Aim =
Omit the images, then print each record below exactly as it reads.

Provided data =
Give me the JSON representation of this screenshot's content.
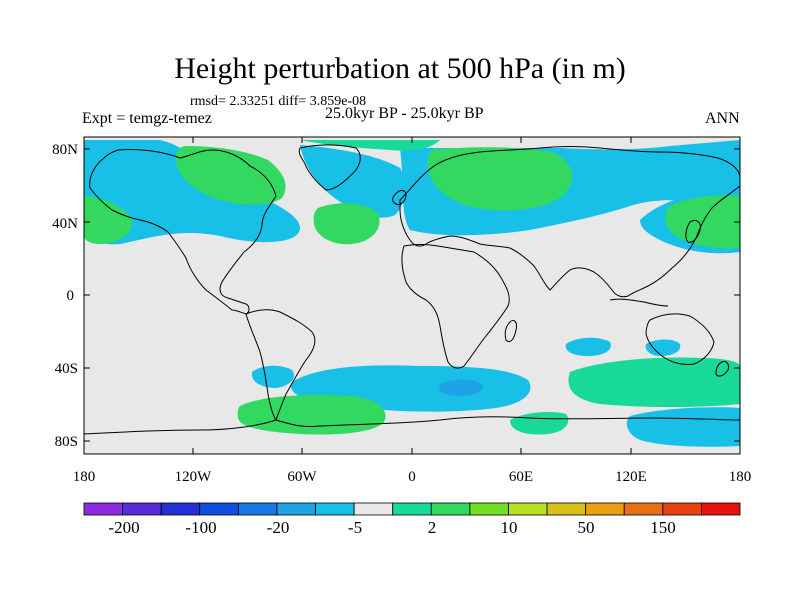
{
  "title": "Height perturbation at 500 hPa (in m)",
  "stats": "rmsd= 2.33251 diff= 3.859e-08",
  "left_label": "Expt = temgz-temez",
  "center_label": "25.0kyr BP - 25.0kyr BP",
  "right_label": "ANN",
  "axes": {
    "lat_ticks": [
      "80N",
      "40N",
      "0",
      "40S",
      "80S"
    ],
    "lon_ticks": [
      "180",
      "120W",
      "60W",
      "0",
      "60E",
      "120E",
      "180"
    ]
  },
  "colorbar": {
    "colors": [
      "#8b2be2",
      "#5a2bdc",
      "#2330d8",
      "#1050e0",
      "#1a78e6",
      "#20a2e6",
      "#18c0e8",
      "#e8e8e8",
      "#18d89a",
      "#32d860",
      "#70e020",
      "#b8e020",
      "#d8c018",
      "#e8a010",
      "#e87010",
      "#e84010",
      "#e81010"
    ],
    "labels": [
      "-200",
      "-100",
      "-20",
      "-5",
      "2",
      "10",
      "50",
      "150"
    ]
  },
  "colors": {
    "neutral": "#e8e8e8",
    "cyan_level": "#18c0e8",
    "light_blue_level": "#20a2e6",
    "light_green_level": "#18d89a",
    "green_level": "#32d860"
  }
}
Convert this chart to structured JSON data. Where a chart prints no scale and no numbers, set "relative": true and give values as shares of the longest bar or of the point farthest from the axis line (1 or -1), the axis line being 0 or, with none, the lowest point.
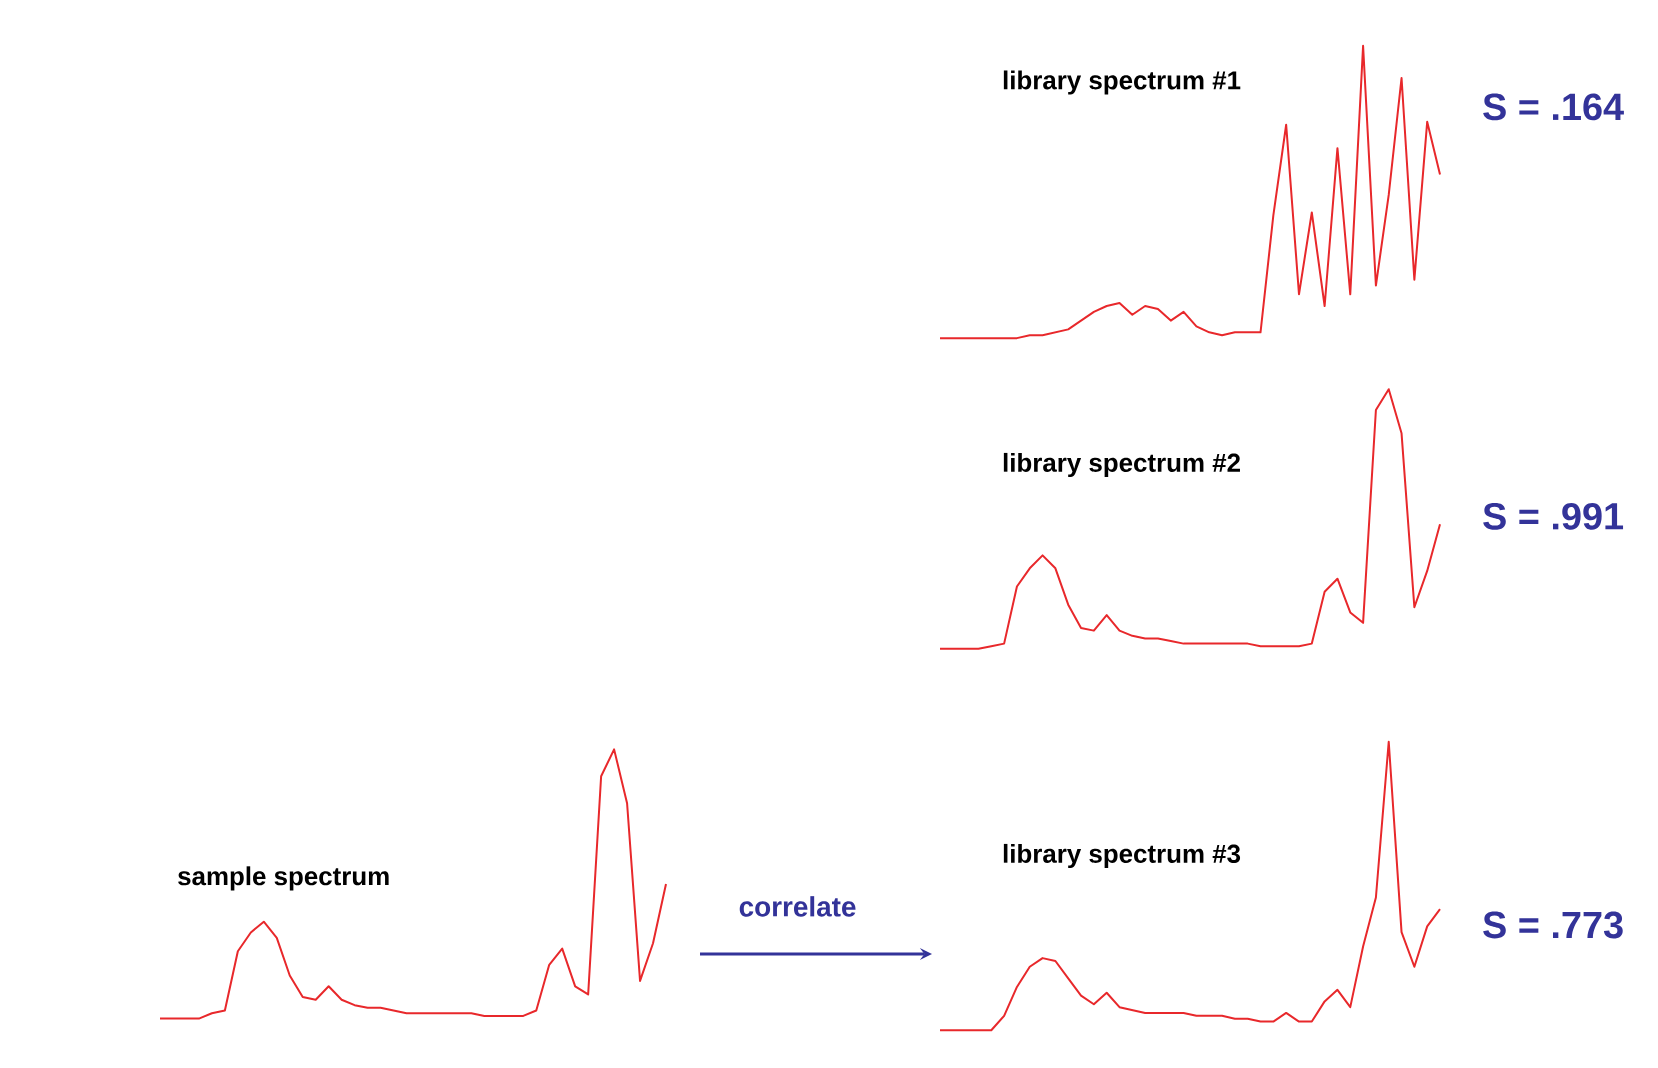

Reply to the exercise =
Give me the JSON representation of this screenshot's content.
{
  "title": "Height perturbation at 500 hPa (in m)",
  "stats": "rmsd= 2.33251 diff= 3.859e-08",
  "left_label": "Expt = temgz-temez",
  "center_label": "25.0kyr BP - 25.0kyr BP",
  "right_label": "ANN",
  "axes": {
    "lat_ticks": [
      "80N",
      "40N",
      "0",
      "40S",
      "80S"
    ],
    "lon_ticks": [
      "180",
      "120W",
      "60W",
      "0",
      "60E",
      "120E",
      "180"
    ]
  },
  "colorbar": {
    "colors": [
      "#8b2be2",
      "#5a2bdc",
      "#2330d8",
      "#1050e0",
      "#1a78e6",
      "#20a2e6",
      "#18c0e8",
      "#e8e8e8",
      "#18d89a",
      "#32d860",
      "#70e020",
      "#b8e020",
      "#d8c018",
      "#e8a010",
      "#e87010",
      "#e84010",
      "#e81010"
    ],
    "labels": [
      "-200",
      "-100",
      "-20",
      "-5",
      "2",
      "10",
      "50",
      "150"
    ]
  },
  "colors": {
    "neutral": "#e8e8e8",
    "cyan_level": "#18c0e8",
    "light_blue_level": "#20a2e6",
    "light_green_level": "#18d89a",
    "green_level": "#32d860"
  }
}
Convert this chart to structured JSON data. Where a chart prints no scale and no numbers, set "relative": true and give values as shares of the longest bar or of the point farthest from the axis line (1 or -1), the axis line being 0 or, with none, the lowest point.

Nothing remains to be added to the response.